Data records:
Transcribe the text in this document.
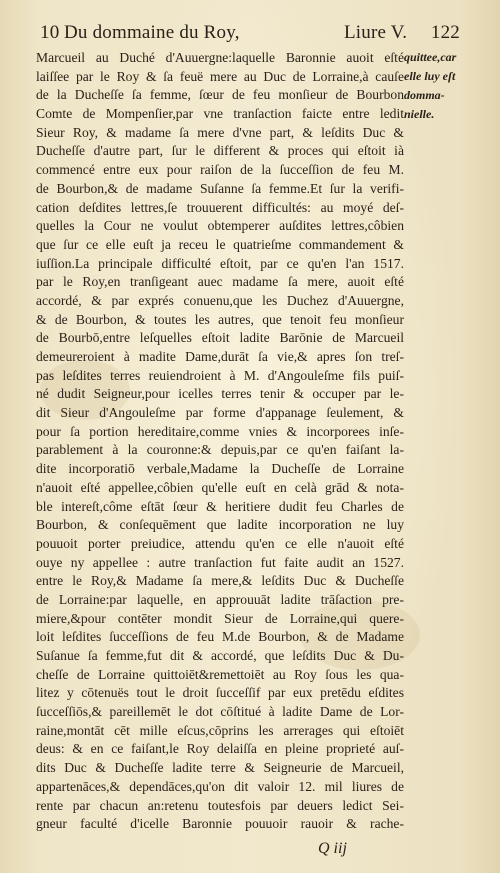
10 Du dommaine du Roy,	Liure V. 122
quittee,car
elle luy eſt
domma-
nielle.
Marcueil au Duché d'Auuergne:laquelle Baronnie auoit eſté
laiſſee par le Roy & ſa feuë mere au Duc de Lorraine,à cauſe
de la Ducheſſe ſa femme, ſœur de feu monſieur de Bourbon
Comte de Mompenſier,par vne tranſaction faicte entre ledit
Sieur Roy, & madame ſa mere d'vne part, & leſdits Duc &
Ducheſſe d'autre part, ſur le different & proces qui eſtoit ià
commencé entre eux pour raiſon de la ſucceſſion de feu M.
de Bourbon,& de madame Suſanne ſa femme.Et ſur la verifi-
cation deſdites lettres,ſe trouuerent difficultés: au moyé deſ-
quelles la Cour ne voulut obtemperer auſdites lettres,côbien
que ſur ce elle euſt ja receu le quatrieſme commandement &
iuſſion.La principale difficulté eſtoit, par ce qu'en l'an 1517.
par le Roy,en tranſigeant auec madame ſa mere, auoit eſté
accordé, & par exprés conuenu,que les Duchez d'Auuergne,
& de Bourbon, & toutes les autres, que tenoit feu monſieur
de Bourbō,entre leſquelles eſtoit ladite Barōnie de Marcueil
demeureroient à madite Dame,durāt ſa vie,& apres ſon treſ-
pas leſdites terres reuiendroient à M. d'Angouleſme fils puiſ-
né dudit Seigneur,pour icelles terres tenir & occuper par le-
dit Sieur d'Angouleſme par forme d'appanage ſeulement, &
pour ſa portion hereditaire,comme vnies & incorporees inſe-
parablement à la couronne:& depuis,par ce qu'en faiſant la-
dite incorporatiō verbale,Madame la Ducheſſe de Lorraine
n'auoit eſté appellee,côbien qu'elle euſt en celà grād & nota-
ble intereſt,côme eſtāt ſœur & heritiere dudit feu Charles de
Bourbon, & conſequēment que ladite incorporation ne luy
pouuoit porter preiudice, attendu qu'en ce elle n'auoit eſté
ouye ny appellee : autre tranſaction fut faite audit an 1527.
entre le Roy,& Madame ſa mere,& leſdits Duc & Ducheſſe
de Lorraine:par laquelle, en approuuāt ladite trāſaction pre-
miere,&pour contēter mondit Sieur de Lorraine,qui quere-
loit leſdites ſucceſſions de feu M.de Bourbon, & de Madame
Suſanue ſa femme,fut dit & accordé, que leſdits Duc & Du-
cheſſe de Lorraine quittoiēt&remettoiēt au Roy ſous les qua-
litez y cōtenuës tout le droit ſucceſſif par eux pretēdu eſdites
ſucceſſiōs,& pareillemēt le dot cōſtitué à ladite Dame de Lor-
raine,montāt cēt mille eſcus,cōprins les arrerages qui eſtoiēt
deus: & en ce faiſant,le Roy delaiſſa en pleine proprieté auſ-
dits Duc & Ducheſſe ladite terre & Seigneurie de Marcueil,
appartenāces,& dependāces,qu'on dit valoir 12. mil liures de
rente par chacun an:retenu toutesfois par deuers ledict Sei-
gneur faculté d'icelle Baronnie pouuoir rauoir & rache-
Q iij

The task: Without the pictures, write out all of the material exactly.

Answer in full:
Transcribe the text in this document.
10 Du dommaine du Roy,	Liure V. 122
quittee,car
elle luy eſt
domma-
nielle.
Marcueil au Duché d'Auuergne:laquelle Baronnie auoit eſté
laiſſee par le Roy & ſa feuë mere au Duc de Lorraine,à cauſe
de la Ducheſſe ſa femme, ſœur de feu monſieur de Bourbon
Comte de Mompenſier,par vne tranſaction faicte entre ledit
Sieur Roy, & madame ſa mere d'vne part, & leſdits Duc &
Ducheſſe d'autre part, ſur le different & proces qui eſtoit ià
commencé entre eux pour raiſon de la ſucceſſion de feu M.
de Bourbon,& de madame Suſanne ſa femme.Et ſur la verifi-
cation deſdites lettres,ſe trouuerent difficultés: au moyé deſ-
quelles la Cour ne voulut obtemperer auſdites lettres,côbien
que ſur ce elle euſt ja receu le quatrieſme commandement &
iuſſion.La principale difficulté eſtoit, par ce qu'en l'an 1517.
par le Roy,en tranſigeant auec madame ſa mere, auoit eſté
accordé, & par exprés conuenu,que les Duchez d'Auuergne,
& de Bourbon, & toutes les autres, que tenoit feu monſieur
de Bourbō,entre leſquelles eſtoit ladite Barōnie de Marcueil
demeureroient à madite Dame,durāt ſa vie,& apres ſon treſ-
pas leſdites terres reuiendroient à M. d'Angouleſme fils puiſ-
né dudit Seigneur,pour icelles terres tenir & occuper par le-
dit Sieur d'Angouleſme par forme d'appanage ſeulement, &
pour ſa portion hereditaire,comme vnies & incorporees inſe-
parablement à la couronne:& depuis,par ce qu'en faiſant la-
dite incorporatiō verbale,Madame la Ducheſſe de Lorraine
n'auoit eſté appellee,côbien qu'elle euſt en celà grād & nota-
ble intereſt,côme eſtāt ſœur & heritiere dudit feu Charles de
Bourbon, & conſequēment que ladite incorporation ne luy
pouuoit porter preiudice, attendu qu'en ce elle n'auoit eſté
ouye ny appellee : autre tranſaction fut faite audit an 1527.
entre le Roy,& Madame ſa mere,& leſdits Duc & Ducheſſe
de Lorraine:par laquelle, en approuuāt ladite trāſaction pre-
miere,&pour contēter mondit Sieur de Lorraine,qui quere-
loit leſdites ſucceſſions de feu M.de Bourbon, & de Madame
Suſanue ſa femme,fut dit & accordé, que leſdits Duc & Du-
cheſſe de Lorraine quittoiēt&remettoiēt au Roy ſous les qua-
litez y cōtenuës tout le droit ſucceſſif par eux pretēdu eſdites
ſucceſſiōs,& pareillemēt le dot cōſtitué à ladite Dame de Lor-
raine,montāt cēt mille eſcus,cōprins les arrerages qui eſtoiēt
deus: & en ce faiſant,le Roy delaiſſa en pleine proprieté auſ-
dits Duc & Ducheſſe ladite terre & Seigneurie de Marcueil,
appartenāces,& dependāces,qu'on dit valoir 12. mil liures de
rente par chacun an:retenu toutesfois par deuers ledict Sei-
gneur faculté d'icelle Baronnie pouuoir rauoir & rache-
Q iij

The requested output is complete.